- EXERCISE AIM:
Return every line of the records below unchanged, character for character.

- DATA FOR PROCESSING:
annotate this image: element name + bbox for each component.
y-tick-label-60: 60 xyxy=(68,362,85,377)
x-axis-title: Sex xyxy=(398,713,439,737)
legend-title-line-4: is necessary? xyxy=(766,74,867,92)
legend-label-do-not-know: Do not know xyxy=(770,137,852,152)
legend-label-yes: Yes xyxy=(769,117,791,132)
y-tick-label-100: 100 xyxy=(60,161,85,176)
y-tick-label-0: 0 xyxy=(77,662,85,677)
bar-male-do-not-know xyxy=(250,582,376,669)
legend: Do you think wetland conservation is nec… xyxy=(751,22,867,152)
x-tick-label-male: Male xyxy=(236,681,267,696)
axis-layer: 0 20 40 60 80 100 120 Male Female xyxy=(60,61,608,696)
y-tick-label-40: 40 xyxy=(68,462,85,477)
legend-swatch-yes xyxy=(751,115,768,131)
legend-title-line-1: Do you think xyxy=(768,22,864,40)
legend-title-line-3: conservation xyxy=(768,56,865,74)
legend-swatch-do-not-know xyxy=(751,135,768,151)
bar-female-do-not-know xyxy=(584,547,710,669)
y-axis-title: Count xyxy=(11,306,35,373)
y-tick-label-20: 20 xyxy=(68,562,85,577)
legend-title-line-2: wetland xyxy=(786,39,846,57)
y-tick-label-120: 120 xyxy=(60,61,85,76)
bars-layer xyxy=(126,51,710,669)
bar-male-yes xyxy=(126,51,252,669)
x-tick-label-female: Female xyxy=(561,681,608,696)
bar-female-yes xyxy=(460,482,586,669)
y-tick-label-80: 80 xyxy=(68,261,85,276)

- RESULT BELOW:
annotate this image: element name + bbox for each component.
y-tick-label-60: 60 xyxy=(68,362,85,377)
x-axis-title: Sex xyxy=(398,713,439,737)
legend-title-line-4: is necessary? xyxy=(766,74,867,92)
legend-label-do-not-know: Do not know xyxy=(770,137,852,152)
legend-label-yes: Yes xyxy=(769,117,791,132)
y-tick-label-100: 100 xyxy=(60,161,85,176)
y-tick-label-0: 0 xyxy=(77,662,85,677)
bar-male-do-not-know xyxy=(250,582,376,669)
legend: Do you think wetland conservation is nec… xyxy=(751,22,867,152)
x-tick-label-male: Male xyxy=(236,681,267,696)
axis-layer: 0 20 40 60 80 100 120 Male Female xyxy=(60,61,608,696)
y-tick-label-40: 40 xyxy=(68,462,85,477)
legend-swatch-yes xyxy=(751,115,768,131)
legend-title-line-1: Do you think xyxy=(768,22,864,40)
legend-title-line-3: conservation xyxy=(768,56,865,74)
legend-swatch-do-not-know xyxy=(751,135,768,151)
bar-female-do-not-know xyxy=(584,547,710,669)
y-axis-title: Count xyxy=(11,306,35,373)
y-tick-label-20: 20 xyxy=(68,562,85,577)
legend-title-line-2: wetland xyxy=(786,39,846,57)
y-tick-label-120: 120 xyxy=(60,61,85,76)
bars-layer xyxy=(126,51,710,669)
bar-male-yes xyxy=(126,51,252,669)
x-tick-label-female: Female xyxy=(561,681,608,696)
bar-female-yes xyxy=(460,482,586,669)
y-tick-label-80: 80 xyxy=(68,261,85,276)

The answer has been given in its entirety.